■ **Directions for this task**
Could you convert this listing into a Markdown table with the columns "Row" and "Line", giving each line a row number and skipping blank lines?

■ **Information given**
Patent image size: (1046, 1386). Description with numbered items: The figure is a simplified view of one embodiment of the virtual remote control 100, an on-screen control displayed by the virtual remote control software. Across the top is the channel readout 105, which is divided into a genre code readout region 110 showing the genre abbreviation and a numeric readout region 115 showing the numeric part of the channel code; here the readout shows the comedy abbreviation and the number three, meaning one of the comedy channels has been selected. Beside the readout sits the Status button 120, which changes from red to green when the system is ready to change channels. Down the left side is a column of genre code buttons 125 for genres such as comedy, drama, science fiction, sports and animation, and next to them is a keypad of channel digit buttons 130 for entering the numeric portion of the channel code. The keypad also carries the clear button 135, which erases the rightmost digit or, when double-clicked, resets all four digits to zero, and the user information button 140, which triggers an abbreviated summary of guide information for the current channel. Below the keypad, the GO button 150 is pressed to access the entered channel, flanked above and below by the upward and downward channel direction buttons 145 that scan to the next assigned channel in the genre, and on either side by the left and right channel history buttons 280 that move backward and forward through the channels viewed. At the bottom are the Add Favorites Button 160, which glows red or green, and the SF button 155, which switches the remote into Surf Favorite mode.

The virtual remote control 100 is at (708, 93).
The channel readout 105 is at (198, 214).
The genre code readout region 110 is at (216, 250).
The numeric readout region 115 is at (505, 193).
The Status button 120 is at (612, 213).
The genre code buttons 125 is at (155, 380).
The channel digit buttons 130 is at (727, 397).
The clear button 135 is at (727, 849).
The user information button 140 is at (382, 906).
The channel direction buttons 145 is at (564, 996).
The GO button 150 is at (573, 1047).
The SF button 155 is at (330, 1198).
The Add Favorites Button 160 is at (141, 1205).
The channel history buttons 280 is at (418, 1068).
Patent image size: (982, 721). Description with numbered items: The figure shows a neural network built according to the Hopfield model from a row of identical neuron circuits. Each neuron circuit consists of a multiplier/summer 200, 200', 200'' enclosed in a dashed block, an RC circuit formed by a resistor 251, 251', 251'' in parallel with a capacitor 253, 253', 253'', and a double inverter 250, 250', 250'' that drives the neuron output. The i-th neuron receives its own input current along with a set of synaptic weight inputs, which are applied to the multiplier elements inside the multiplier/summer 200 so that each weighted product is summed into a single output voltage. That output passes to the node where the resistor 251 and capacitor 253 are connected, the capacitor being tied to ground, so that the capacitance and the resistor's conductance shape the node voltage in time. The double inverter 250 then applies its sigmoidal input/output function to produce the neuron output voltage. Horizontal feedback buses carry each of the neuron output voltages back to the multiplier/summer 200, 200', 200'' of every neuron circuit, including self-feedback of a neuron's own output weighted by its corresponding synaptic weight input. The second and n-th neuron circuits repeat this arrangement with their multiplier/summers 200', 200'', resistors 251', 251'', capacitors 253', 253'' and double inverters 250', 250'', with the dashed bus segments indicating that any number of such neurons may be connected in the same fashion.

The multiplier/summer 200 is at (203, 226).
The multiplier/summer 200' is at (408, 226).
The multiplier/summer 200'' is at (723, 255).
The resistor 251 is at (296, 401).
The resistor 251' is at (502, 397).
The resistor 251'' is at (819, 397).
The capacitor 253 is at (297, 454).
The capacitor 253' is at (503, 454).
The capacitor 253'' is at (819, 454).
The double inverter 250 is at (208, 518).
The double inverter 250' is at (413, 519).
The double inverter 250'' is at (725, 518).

■ **Solution to this problem**
| Row | Line |
|---|---|
| 1 | Patent image size: (1046, 1386). Description with numbered items: The figure is a simplified view of one embodiment of the virtual remote control 100, an on-screen control displayed by the virtual remote control software. Across the top is the channel readout 105, which is divided into a genre code readout region 110 showing the genre abbreviation and a numeric readout region 115 showing the numeric part of the channel code; here the readout shows the comedy abbreviation and the number three, meaning one of the comedy channels has been selected. Beside the readout sits the Status button 120, which changes from red to green when the system is ready to change channels. Down the left side is a column of genre code buttons 125 for genres such as comedy, drama, science fiction, sports and animation, and next to them is a keypad of channel digit buttons 130 for entering the numeric portion of the channel code. The keypad also carries the clear button 135, which erases the rightmost digit or, when double-clicked, resets all four digits to zero, and the user information button 140, which triggers an abbreviated summary of guide information for the current channel. Below the keypad, the GO button 150 is pressed to access the entered channel, flanked above and below by the upward and downward channel direction buttons 145 that scan to the next assigned channel in the genre, and on either side by the left and right channel history buttons 280 that move backward and forward through the channels viewed. At the bottom are the Add Favorites Button 160, which glows red or green, and the SF button 155, which switches the remote into Surf Favorite mode. |
| 2 | The virtual remote control 100 is at (708, 93). |
| 3 | The channel readout 105 is at (198, 214). |
| 4 | The genre code readout region 110 is at (216, 250). |
| 5 | The numeric readout region 115 is at (505, 193). |
| 6 | The Status button 120 is at (612, 213). |
| 7 | The genre code buttons 125 is at (155, 380). |
| 8 | The channel digit buttons 130 is at (727, 397). |
| 9 | The clear button 135 is at (727, 849). |
| 10 | The user information button 140 is at (382, 906). |
| 11 | The channel direction buttons 145 is at (564, 996). |
| 12 | The GO button 150 is at (573, 1047). |
| 13 | The SF button 155 is at (330, 1198). |
| 14 | The Add Favorites Button 160 is at (141, 1205). |
| 15 | The channel history buttons 280 is at (418, 1068). |
| 16 | Patent image size: (982, 721). Description with numbered items: The figure shows a neural network built according to the Hopfield model from a row of identical neuron circuits. Each neuron circuit consists of a multiplier/summer 200, 200', 200'' enclosed in a dashed block, an RC circuit formed by a resistor 251, 251', 251'' in parallel with a capacitor 253, 253', 253'', and a double inverter 250, 250', 250'' that drives the neuron output. The i-th neuron receives its own input current along with a set of synaptic weight inputs, which are applied to the multiplier elements inside the multiplier/summer 200 so that each weighted product is summed into a single output voltage. That output passes to the node where the resistor 251 and capacitor 253 are connected, the capacitor being tied to ground, so that the capacitance and the resistor's conductance shape the node voltage in time. The double inverter 250 then applies its sigmoidal input/output function to produce the neuron output voltage. Horizontal feedback buses carry each of the neuron output voltages back to the multiplier/summer 200, 200', 200'' of every neuron circuit, including self-feedback of a neuron's own output weighted by its corresponding synaptic weight input. The second and n-th neuron circuits repeat this arrangement with their multiplier/summers 200', 200'', resistors 251', 251'', capacitors 253', 253'' and double inverters 250', 250'', with the dashed bus segments indicating that any number of such neurons may be connected in the same fashion. |
| 17 | The multiplier/summer 200 is at (203, 226). |
| 18 | The multiplier/summer 200' is at (408, 226). |
| 19 | The multiplier/summer 200'' is at (723, 255). |
| 20 | The resistor 251 is at (296, 401). |
| 21 | The resistor 251' is at (502, 397). |
| 22 | The resistor 251'' is at (819, 397). |
| 23 | The capacitor 253 is at (297, 454). |
| 24 | The capacitor 253' is at (503, 454). |
| 25 | The capacitor 253'' is at (819, 454). |
| 26 | The double inverter 250 is at (208, 518). |
| 27 | The double inverter 250' is at (413, 519). |
| 28 | The double inverter 250'' is at (725, 518). |